WHAT YOU HAVE TO DO — Reproduce the data below in full and exclude every picture.

----- DATA EXTRACT -----

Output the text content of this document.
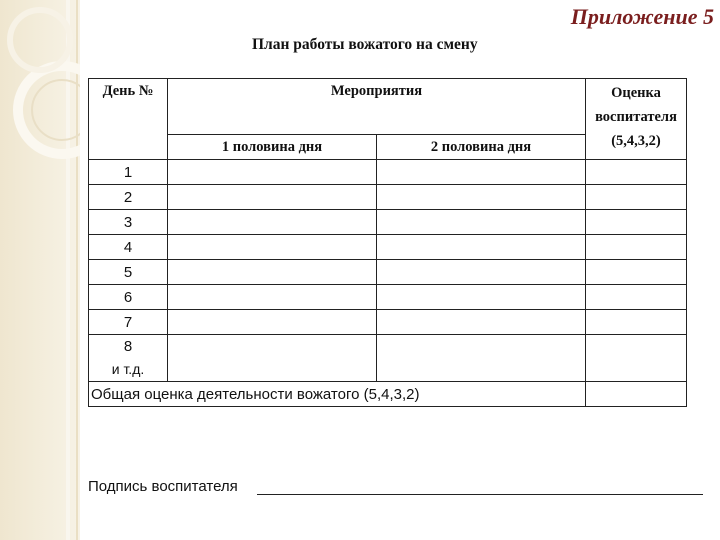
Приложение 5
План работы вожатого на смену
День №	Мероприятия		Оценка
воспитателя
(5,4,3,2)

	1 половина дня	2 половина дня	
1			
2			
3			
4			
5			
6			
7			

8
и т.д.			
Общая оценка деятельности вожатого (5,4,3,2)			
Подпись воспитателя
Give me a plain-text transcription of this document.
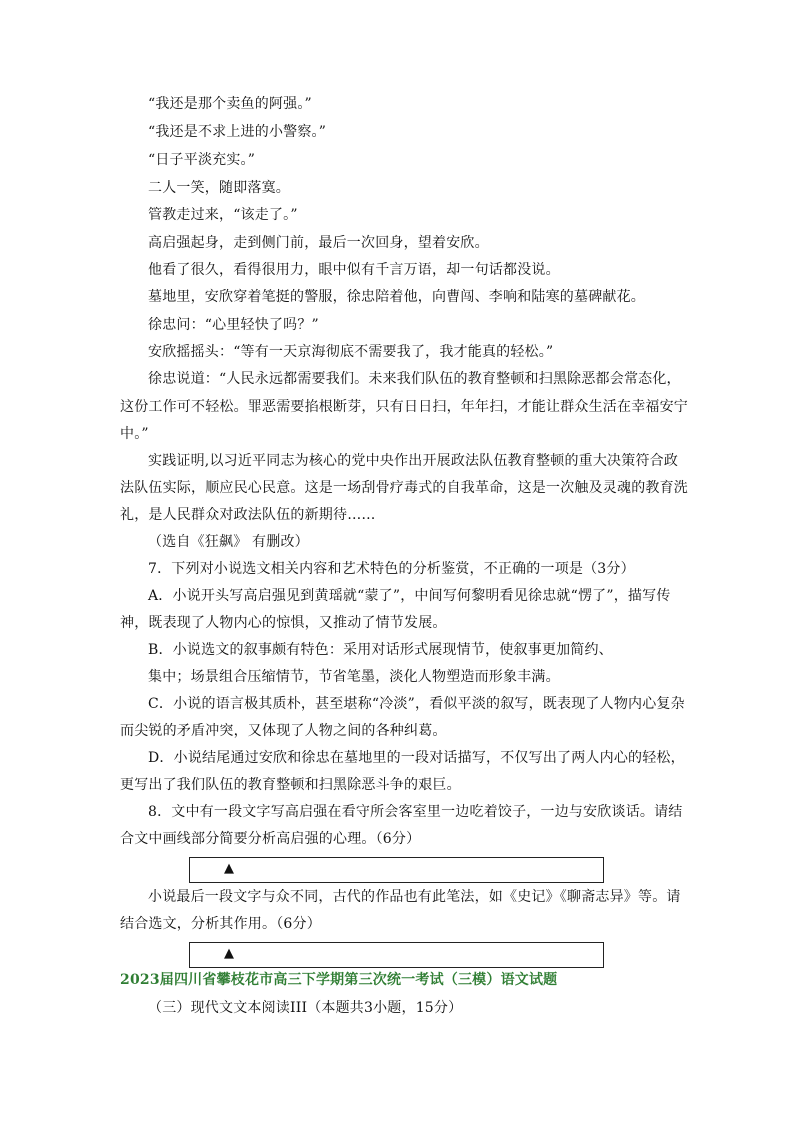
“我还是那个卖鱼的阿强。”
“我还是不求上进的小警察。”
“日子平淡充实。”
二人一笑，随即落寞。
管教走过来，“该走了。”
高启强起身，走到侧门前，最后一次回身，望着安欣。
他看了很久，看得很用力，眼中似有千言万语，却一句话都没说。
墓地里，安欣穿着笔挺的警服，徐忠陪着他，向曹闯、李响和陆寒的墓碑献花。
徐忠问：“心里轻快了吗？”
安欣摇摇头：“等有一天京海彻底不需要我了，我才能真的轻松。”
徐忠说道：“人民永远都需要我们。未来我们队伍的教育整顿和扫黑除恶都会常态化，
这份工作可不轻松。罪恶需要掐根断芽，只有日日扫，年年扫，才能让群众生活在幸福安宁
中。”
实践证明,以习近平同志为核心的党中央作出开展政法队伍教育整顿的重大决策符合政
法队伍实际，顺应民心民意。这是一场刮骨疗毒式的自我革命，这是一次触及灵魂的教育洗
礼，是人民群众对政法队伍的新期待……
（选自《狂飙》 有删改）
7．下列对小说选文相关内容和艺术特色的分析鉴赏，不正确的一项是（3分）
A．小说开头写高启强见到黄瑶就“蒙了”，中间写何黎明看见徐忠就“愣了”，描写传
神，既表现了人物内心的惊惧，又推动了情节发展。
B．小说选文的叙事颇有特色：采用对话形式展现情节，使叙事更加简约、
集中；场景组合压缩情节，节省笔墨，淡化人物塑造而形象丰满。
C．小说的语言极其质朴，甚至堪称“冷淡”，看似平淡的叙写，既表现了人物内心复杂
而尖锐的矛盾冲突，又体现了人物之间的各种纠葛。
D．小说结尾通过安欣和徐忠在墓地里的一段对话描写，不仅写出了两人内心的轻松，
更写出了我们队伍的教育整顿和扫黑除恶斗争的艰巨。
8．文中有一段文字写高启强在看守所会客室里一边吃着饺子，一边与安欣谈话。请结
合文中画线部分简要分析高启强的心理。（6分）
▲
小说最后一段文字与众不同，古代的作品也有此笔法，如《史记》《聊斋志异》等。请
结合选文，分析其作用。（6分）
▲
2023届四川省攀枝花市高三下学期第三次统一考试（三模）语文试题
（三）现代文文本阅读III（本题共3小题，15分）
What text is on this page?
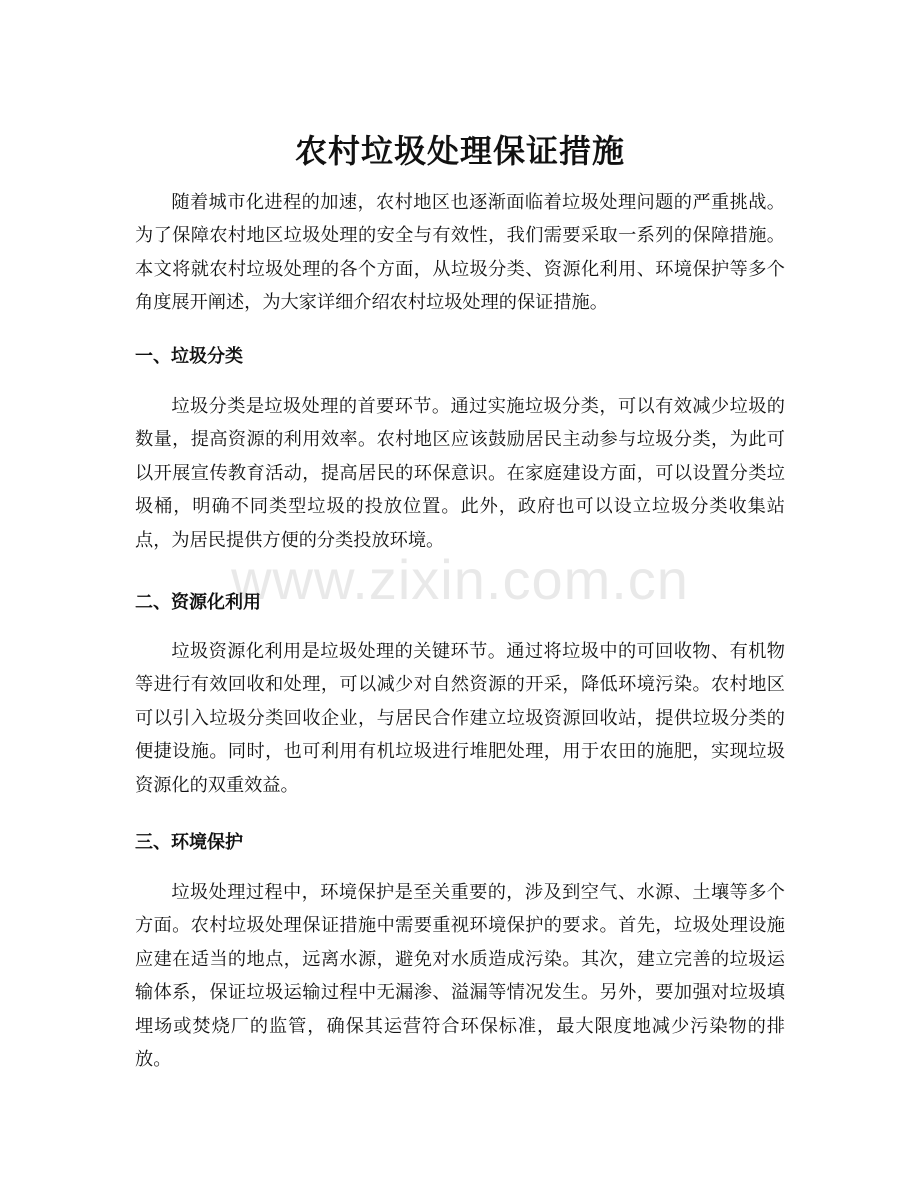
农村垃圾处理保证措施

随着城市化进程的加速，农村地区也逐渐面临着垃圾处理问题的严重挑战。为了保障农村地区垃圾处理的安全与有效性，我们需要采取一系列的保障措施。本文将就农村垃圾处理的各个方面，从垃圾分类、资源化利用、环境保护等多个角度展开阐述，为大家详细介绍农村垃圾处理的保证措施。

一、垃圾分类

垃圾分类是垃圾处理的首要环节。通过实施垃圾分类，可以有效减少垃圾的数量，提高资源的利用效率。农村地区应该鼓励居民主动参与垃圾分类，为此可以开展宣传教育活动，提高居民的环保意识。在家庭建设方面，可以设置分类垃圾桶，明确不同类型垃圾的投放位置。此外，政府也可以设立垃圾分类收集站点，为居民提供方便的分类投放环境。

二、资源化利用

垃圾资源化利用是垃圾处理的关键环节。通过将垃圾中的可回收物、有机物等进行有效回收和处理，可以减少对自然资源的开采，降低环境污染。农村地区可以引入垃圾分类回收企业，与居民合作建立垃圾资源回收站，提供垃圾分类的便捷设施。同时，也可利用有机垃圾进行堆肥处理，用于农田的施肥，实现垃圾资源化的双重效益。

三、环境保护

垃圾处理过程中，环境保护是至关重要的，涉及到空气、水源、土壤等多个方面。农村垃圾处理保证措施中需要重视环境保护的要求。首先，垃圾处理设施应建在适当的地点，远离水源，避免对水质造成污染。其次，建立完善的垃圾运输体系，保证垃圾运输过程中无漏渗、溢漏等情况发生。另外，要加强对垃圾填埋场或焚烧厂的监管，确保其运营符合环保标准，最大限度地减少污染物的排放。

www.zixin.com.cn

-----

TASK RESPONSE —
Output the text content of this document.
Приложение 5
План работы вожатого на смену
День №	Мероприятия		Оценка
воспитателя
(5,4,3,2)

	1 половина дня	2 половина дня	
1			
2			
3			
4			
5			
6			
7			

8
и т.д.			
Общая оценка деятельности вожатого (5,4,3,2)			
Подпись воспитателя
Give me a plain-text transcription of this document.
“我还是那个卖鱼的阿强。”
“我还是不求上进的小警察。”
“日子平淡充实。”
二人一笑，随即落寞。
管教走过来，“该走了。”
高启强起身，走到侧门前，最后一次回身，望着安欣。
他看了很久，看得很用力，眼中似有千言万语，却一句话都没说。
墓地里，安欣穿着笔挺的警服，徐忠陪着他，向曹闯、李响和陆寒的墓碑献花。
徐忠问：“心里轻快了吗？”
安欣摇摇头：“等有一天京海彻底不需要我了，我才能真的轻松。”
徐忠说道：“人民永远都需要我们。未来我们队伍的教育整顿和扫黑除恶都会常态化，
这份工作可不轻松。罪恶需要掐根断芽，只有日日扫，年年扫，才能让群众生活在幸福安宁
中。”
实践证明,以习近平同志为核心的党中央作出开展政法队伍教育整顿的重大决策符合政
法队伍实际，顺应民心民意。这是一场刮骨疗毒式的自我革命，这是一次触及灵魂的教育洗
礼，是人民群众对政法队伍的新期待……
（选自《狂飙》 有删改）
7．下列对小说选文相关内容和艺术特色的分析鉴赏，不正确的一项是（3分）
A．小说开头写高启强见到黄瑶就“蒙了”，中间写何黎明看见徐忠就“愣了”，描写传
神，既表现了人物内心的惊惧，又推动了情节发展。
B．小说选文的叙事颇有特色：采用对话形式展现情节，使叙事更加简约、
集中；场景组合压缩情节，节省笔墨，淡化人物塑造而形象丰满。
C．小说的语言极其质朴，甚至堪称“冷淡”，看似平淡的叙写，既表现了人物内心复杂
而尖锐的矛盾冲突，又体现了人物之间的各种纠葛。
D．小说结尾通过安欣和徐忠在墓地里的一段对话描写，不仅写出了两人内心的轻松，
更写出了我们队伍的教育整顿和扫黑除恶斗争的艰巨。
8．文中有一段文字写高启强在看守所会客室里一边吃着饺子，一边与安欣谈话。请结
合文中画线部分简要分析高启强的心理。（6分）
▲
小说最后一段文字与众不同，古代的作品也有此笔法，如《史记》《聊斋志异》等。请
结合选文，分析其作用。（6分）
▲
2023届四川省攀枝花市高三下学期第三次统一考试（三模）语文试题
（三）现代文文本阅读III（本题共3小题，15分）
What text is on this page?
农村垃圾处理保证措施

随着城市化进程的加速，农村地区也逐渐面临着垃圾处理问题的严重挑战。为了保障农村地区垃圾处理的安全与有效性，我们需要采取一系列的保障措施。本文将就农村垃圾处理的各个方面，从垃圾分类、资源化利用、环境保护等多个角度展开阐述，为大家详细介绍农村垃圾处理的保证措施。

一、垃圾分类

垃圾分类是垃圾处理的首要环节。通过实施垃圾分类，可以有效减少垃圾的数量，提高资源的利用效率。农村地区应该鼓励居民主动参与垃圾分类，为此可以开展宣传教育活动，提高居民的环保意识。在家庭建设方面，可以设置分类垃圾桶，明确不同类型垃圾的投放位置。此外，政府也可以设立垃圾分类收集站点，为居民提供方便的分类投放环境。

二、资源化利用

垃圾资源化利用是垃圾处理的关键环节。通过将垃圾中的可回收物、有机物等进行有效回收和处理，可以减少对自然资源的开采，降低环境污染。农村地区可以引入垃圾分类回收企业，与居民合作建立垃圾资源回收站，提供垃圾分类的便捷设施。同时，也可利用有机垃圾进行堆肥处理，用于农田的施肥，实现垃圾资源化的双重效益。

三、环境保护

垃圾处理过程中，环境保护是至关重要的，涉及到空气、水源、土壤等多个方面。农村垃圾处理保证措施中需要重视环境保护的要求。首先，垃圾处理设施应建在适当的地点，远离水源，避免对水质造成污染。其次，建立完善的垃圾运输体系，保证垃圾运输过程中无漏渗、溢漏等情况发生。另外，要加强对垃圾填埋场或焚烧厂的监管，确保其运营符合环保标准，最大限度地减少污染物的排放。

www.zixin.com.cn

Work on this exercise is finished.